◆ WHAT YOU NEED TO DO: Skip the pictures. Repeat everything else in the records word for word.

(Entries from a dataset)
------------------------------------------------
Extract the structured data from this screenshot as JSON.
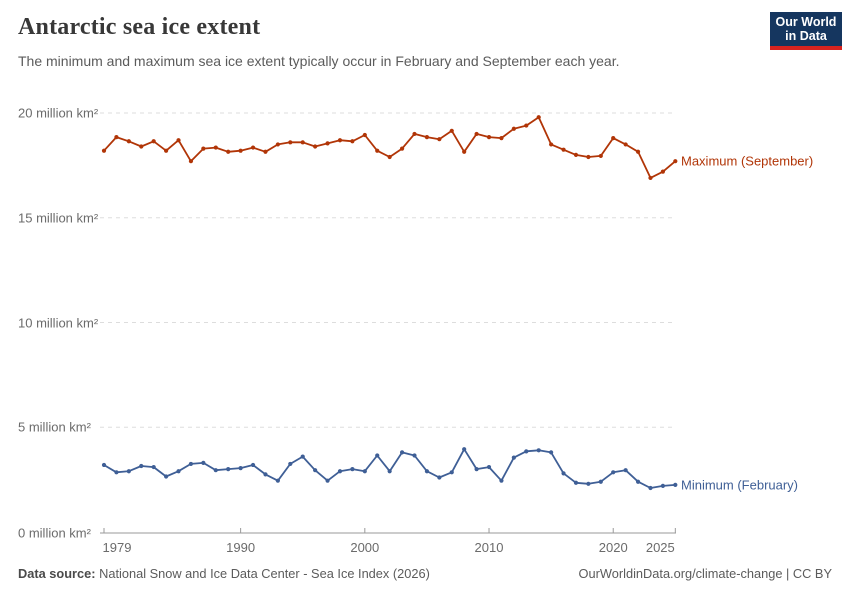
{
  "header": {
    "title": "Antarctic sea ice extent",
    "subtitle": "The minimum and maximum sea ice extent typically occur in February and September each year.",
    "logo": {
      "line1": "Our World",
      "line2": "in Data",
      "navy": "#15365f",
      "red": "#d8231f"
    }
  },
  "chart_data": {
    "type": "line",
    "title": "Antarctic sea ice extent",
    "xlabel": "",
    "ylabel": "million km²",
    "xlim": [
      1979,
      2025
    ],
    "ylim": [
      0,
      20
    ],
    "grid": "horizontal-dashed",
    "legend_position": "right-of-line-end",
    "x": [
      1979,
      1980,
      1981,
      1982,
      1983,
      1984,
      1985,
      1986,
      1987,
      1988,
      1989,
      1990,
      1991,
      1992,
      1993,
      1994,
      1995,
      1996,
      1997,
      1998,
      1999,
      2000,
      2001,
      2002,
      2003,
      2004,
      2005,
      2006,
      2007,
      2008,
      2009,
      2010,
      2011,
      2012,
      2013,
      2014,
      2015,
      2016,
      2017,
      2018,
      2019,
      2020,
      2021,
      2022,
      2023,
      2024,
      2025
    ],
    "series": [
      {
        "name": "Maximum (September)",
        "color": "#b13507",
        "values": [
          18.2,
          18.85,
          18.65,
          18.4,
          18.65,
          18.2,
          18.7,
          17.7,
          18.3,
          18.35,
          18.15,
          18.2,
          18.35,
          18.15,
          18.5,
          18.6,
          18.6,
          18.4,
          18.55,
          18.7,
          18.65,
          18.95,
          18.2,
          17.9,
          18.3,
          19.0,
          18.85,
          18.75,
          19.15,
          18.15,
          19.0,
          18.85,
          18.8,
          19.25,
          19.4,
          19.8,
          18.5,
          18.25,
          18.0,
          17.9,
          17.95,
          18.8,
          18.5,
          18.15,
          16.9,
          17.2,
          17.7
        ]
      },
      {
        "name": "Minimum (February)",
        "color": "#3f5f96",
        "values": [
          3.2,
          2.85,
          2.9,
          3.15,
          3.1,
          2.65,
          2.9,
          3.25,
          3.3,
          2.95,
          3.0,
          3.05,
          3.2,
          2.75,
          2.45,
          3.25,
          3.6,
          2.95,
          2.45,
          2.9,
          3.0,
          2.9,
          3.65,
          2.9,
          3.8,
          3.65,
          2.9,
          2.6,
          2.85,
          3.95,
          3.0,
          3.1,
          2.45,
          3.55,
          3.85,
          3.9,
          3.8,
          2.8,
          2.35,
          2.3,
          2.4,
          2.85,
          2.95,
          2.4,
          2.1,
          2.2,
          2.25
        ]
      }
    ],
    "y_ticks": [
      0,
      5,
      10,
      15,
      20
    ],
    "y_tick_labels": [
      "0 million km²",
      "5 million km²",
      "10 million km²",
      "15 million km²",
      "20 million km²"
    ],
    "x_ticks": [
      1979,
      1990,
      2000,
      2010,
      2020,
      2025
    ],
    "x_tick_labels": [
      "1979",
      "1990",
      "2000",
      "2010",
      "2020",
      "2025"
    ]
  },
  "footer": {
    "source_label": "Data source:",
    "source_text": " National Snow and Ice Data Center - Sea Ice Index (2026)",
    "credit": "OurWorldinData.org/climate-change | CC BY"
  }
}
------------------------------------------------
◆ SOLUTION FOR THIS TASK:
Extract the structured data from this screenshot as JSON.
{
  "header": {
    "title": "Antarctic sea ice extent",
    "subtitle": "The minimum and maximum sea ice extent typically occur in February and September each year.",
    "logo": {
      "line1": "Our World",
      "line2": "in Data",
      "navy": "#15365f",
      "red": "#d8231f"
    }
  },
  "chart_data": {
    "type": "line",
    "title": "Antarctic sea ice extent",
    "xlabel": "",
    "ylabel": "million km²",
    "xlim": [
      1979,
      2025
    ],
    "ylim": [
      0,
      20
    ],
    "grid": "horizontal-dashed",
    "legend_position": "right-of-line-end",
    "x": [
      1979,
      1980,
      1981,
      1982,
      1983,
      1984,
      1985,
      1986,
      1987,
      1988,
      1989,
      1990,
      1991,
      1992,
      1993,
      1994,
      1995,
      1996,
      1997,
      1998,
      1999,
      2000,
      2001,
      2002,
      2003,
      2004,
      2005,
      2006,
      2007,
      2008,
      2009,
      2010,
      2011,
      2012,
      2013,
      2014,
      2015,
      2016,
      2017,
      2018,
      2019,
      2020,
      2021,
      2022,
      2023,
      2024,
      2025
    ],
    "series": [
      {
        "name": "Maximum (September)",
        "color": "#b13507",
        "values": [
          18.2,
          18.85,
          18.65,
          18.4,
          18.65,
          18.2,
          18.7,
          17.7,
          18.3,
          18.35,
          18.15,
          18.2,
          18.35,
          18.15,
          18.5,
          18.6,
          18.6,
          18.4,
          18.55,
          18.7,
          18.65,
          18.95,
          18.2,
          17.9,
          18.3,
          19.0,
          18.85,
          18.75,
          19.15,
          18.15,
          19.0,
          18.85,
          18.8,
          19.25,
          19.4,
          19.8,
          18.5,
          18.25,
          18.0,
          17.9,
          17.95,
          18.8,
          18.5,
          18.15,
          16.9,
          17.2,
          17.7
        ]
      },
      {
        "name": "Minimum (February)",
        "color": "#3f5f96",
        "values": [
          3.2,
          2.85,
          2.9,
          3.15,
          3.1,
          2.65,
          2.9,
          3.25,
          3.3,
          2.95,
          3.0,
          3.05,
          3.2,
          2.75,
          2.45,
          3.25,
          3.6,
          2.95,
          2.45,
          2.9,
          3.0,
          2.9,
          3.65,
          2.9,
          3.8,
          3.65,
          2.9,
          2.6,
          2.85,
          3.95,
          3.0,
          3.1,
          2.45,
          3.55,
          3.85,
          3.9,
          3.8,
          2.8,
          2.35,
          2.3,
          2.4,
          2.85,
          2.95,
          2.4,
          2.1,
          2.2,
          2.25
        ]
      }
    ],
    "y_ticks": [
      0,
      5,
      10,
      15,
      20
    ],
    "y_tick_labels": [
      "0 million km²",
      "5 million km²",
      "10 million km²",
      "15 million km²",
      "20 million km²"
    ],
    "x_ticks": [
      1979,
      1990,
      2000,
      2010,
      2020,
      2025
    ],
    "x_tick_labels": [
      "1979",
      "1990",
      "2000",
      "2010",
      "2020",
      "2025"
    ]
  },
  "footer": {
    "source_label": "Data source:",
    "source_text": " National Snow and Ice Data Center - Sea Ice Index (2026)",
    "credit": "OurWorldinData.org/climate-change | CC BY"
  }
}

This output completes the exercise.